- Your instructions -
Copy out the records from the very start through the line containing "globe-icon <box>141 423 339 621</box>", both ends included, keeping every line unchanged.

— Start Input data —

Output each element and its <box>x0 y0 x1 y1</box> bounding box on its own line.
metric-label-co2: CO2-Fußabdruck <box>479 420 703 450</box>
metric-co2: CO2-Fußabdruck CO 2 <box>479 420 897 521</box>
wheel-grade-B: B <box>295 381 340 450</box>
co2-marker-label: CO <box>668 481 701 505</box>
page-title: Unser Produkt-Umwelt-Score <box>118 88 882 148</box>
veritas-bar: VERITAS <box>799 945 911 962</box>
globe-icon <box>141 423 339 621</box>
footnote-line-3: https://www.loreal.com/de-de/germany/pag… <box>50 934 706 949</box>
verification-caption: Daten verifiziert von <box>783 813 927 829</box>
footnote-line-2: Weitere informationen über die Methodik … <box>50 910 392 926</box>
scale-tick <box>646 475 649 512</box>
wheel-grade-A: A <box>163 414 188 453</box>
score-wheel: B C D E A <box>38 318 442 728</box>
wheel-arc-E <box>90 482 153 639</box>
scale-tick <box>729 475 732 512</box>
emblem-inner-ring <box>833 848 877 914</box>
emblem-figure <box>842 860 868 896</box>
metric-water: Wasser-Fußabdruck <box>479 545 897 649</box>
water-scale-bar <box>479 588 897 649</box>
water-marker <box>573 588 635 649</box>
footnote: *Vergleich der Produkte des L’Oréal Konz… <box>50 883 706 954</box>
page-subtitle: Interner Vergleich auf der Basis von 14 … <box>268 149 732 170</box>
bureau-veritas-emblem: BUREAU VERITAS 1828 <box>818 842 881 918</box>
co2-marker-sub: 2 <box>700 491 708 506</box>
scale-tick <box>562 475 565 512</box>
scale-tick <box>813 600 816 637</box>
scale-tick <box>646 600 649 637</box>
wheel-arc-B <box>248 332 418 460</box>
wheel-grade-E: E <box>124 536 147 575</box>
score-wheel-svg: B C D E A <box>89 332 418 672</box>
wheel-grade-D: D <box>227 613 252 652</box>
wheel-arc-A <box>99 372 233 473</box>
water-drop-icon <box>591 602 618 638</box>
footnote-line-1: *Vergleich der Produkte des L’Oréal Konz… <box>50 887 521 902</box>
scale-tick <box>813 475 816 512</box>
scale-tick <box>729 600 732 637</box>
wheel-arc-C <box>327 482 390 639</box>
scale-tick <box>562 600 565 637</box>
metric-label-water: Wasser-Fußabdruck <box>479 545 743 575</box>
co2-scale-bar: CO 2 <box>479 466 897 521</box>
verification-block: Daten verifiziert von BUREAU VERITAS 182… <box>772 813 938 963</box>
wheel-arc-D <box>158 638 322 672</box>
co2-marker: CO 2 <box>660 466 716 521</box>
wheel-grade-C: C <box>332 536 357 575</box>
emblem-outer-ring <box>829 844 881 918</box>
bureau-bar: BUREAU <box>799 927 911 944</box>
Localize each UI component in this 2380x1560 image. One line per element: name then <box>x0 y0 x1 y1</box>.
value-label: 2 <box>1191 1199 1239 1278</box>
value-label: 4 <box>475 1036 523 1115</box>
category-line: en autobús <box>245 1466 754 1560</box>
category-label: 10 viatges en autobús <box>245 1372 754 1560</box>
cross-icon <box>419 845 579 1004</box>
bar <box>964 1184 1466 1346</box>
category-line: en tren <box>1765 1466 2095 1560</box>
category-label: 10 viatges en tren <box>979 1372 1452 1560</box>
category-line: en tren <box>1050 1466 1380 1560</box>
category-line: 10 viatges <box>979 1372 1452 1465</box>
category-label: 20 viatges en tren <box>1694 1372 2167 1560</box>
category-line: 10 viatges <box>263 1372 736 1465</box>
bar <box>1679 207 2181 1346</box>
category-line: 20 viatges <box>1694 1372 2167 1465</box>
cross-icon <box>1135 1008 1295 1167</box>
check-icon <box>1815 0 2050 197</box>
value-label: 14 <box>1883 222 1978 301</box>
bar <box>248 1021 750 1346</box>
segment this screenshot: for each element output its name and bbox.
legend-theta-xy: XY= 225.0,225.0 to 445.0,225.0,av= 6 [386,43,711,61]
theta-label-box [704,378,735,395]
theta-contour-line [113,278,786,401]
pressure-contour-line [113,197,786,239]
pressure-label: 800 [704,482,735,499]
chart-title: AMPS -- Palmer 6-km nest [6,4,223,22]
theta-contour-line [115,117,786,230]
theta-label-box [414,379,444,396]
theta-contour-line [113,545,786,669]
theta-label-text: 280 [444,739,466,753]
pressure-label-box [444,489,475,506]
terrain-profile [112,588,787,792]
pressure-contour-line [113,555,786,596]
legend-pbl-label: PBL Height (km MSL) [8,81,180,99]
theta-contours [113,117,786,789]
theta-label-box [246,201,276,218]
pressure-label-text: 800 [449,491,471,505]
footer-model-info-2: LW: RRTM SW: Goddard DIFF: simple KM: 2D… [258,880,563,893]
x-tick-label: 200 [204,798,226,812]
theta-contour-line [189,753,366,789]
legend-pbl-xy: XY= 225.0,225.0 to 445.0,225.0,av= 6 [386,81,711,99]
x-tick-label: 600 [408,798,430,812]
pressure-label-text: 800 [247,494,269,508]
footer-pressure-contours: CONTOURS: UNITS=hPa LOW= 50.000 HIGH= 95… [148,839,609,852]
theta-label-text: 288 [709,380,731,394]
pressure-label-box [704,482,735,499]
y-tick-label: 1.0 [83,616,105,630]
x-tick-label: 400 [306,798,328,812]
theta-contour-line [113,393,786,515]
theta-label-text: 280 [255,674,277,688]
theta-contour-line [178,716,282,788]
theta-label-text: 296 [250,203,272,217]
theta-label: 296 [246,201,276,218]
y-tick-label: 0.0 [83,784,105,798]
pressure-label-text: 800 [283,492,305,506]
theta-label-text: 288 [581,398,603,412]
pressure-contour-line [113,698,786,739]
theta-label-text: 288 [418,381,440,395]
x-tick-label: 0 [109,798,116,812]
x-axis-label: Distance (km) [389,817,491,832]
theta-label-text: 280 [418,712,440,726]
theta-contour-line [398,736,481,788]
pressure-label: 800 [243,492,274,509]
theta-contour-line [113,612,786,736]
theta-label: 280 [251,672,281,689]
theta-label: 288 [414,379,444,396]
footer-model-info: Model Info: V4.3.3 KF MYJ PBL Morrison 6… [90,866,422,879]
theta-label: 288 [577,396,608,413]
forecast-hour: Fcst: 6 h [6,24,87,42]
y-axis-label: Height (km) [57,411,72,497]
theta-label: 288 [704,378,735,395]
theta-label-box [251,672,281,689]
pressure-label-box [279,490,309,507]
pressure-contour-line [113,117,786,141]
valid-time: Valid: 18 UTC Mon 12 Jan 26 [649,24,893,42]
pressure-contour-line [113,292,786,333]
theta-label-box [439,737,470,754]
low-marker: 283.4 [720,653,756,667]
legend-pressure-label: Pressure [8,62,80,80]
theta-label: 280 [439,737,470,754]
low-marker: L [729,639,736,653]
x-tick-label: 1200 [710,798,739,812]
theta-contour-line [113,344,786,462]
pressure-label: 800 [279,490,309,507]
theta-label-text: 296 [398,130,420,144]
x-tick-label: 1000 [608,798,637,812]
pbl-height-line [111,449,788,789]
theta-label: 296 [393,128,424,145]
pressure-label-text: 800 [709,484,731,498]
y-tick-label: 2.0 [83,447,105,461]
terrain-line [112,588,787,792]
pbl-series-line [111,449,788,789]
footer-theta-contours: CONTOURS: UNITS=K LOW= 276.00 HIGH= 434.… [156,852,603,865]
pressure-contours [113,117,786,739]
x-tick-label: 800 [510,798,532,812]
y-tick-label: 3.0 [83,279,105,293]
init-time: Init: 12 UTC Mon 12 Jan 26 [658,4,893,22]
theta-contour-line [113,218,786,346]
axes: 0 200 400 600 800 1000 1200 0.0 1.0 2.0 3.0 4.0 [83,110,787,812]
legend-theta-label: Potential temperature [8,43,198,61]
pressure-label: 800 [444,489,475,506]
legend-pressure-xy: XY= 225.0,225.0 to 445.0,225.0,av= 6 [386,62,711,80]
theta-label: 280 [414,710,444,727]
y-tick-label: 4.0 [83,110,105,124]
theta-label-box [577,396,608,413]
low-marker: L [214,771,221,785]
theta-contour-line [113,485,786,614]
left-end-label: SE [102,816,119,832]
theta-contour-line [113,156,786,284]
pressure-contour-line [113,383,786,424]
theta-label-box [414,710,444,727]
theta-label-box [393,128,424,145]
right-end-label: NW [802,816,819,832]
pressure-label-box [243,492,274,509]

— End Input data —

- Solution to this exercise -
Output each element and its <box>x0 y0 x1 y1</box> bounding box on its own line.
metric-label-co2: CO2-Fußabdruck <box>479 420 703 450</box>
metric-co2: CO2-Fußabdruck CO 2 <box>479 420 897 521</box>
wheel-grade-B: B <box>295 381 340 450</box>
co2-marker-label: CO <box>668 481 701 505</box>
page-title: Unser Produkt-Umwelt-Score <box>118 88 882 148</box>
veritas-bar: VERITAS <box>799 945 911 962</box>
globe-icon <box>141 423 339 621</box>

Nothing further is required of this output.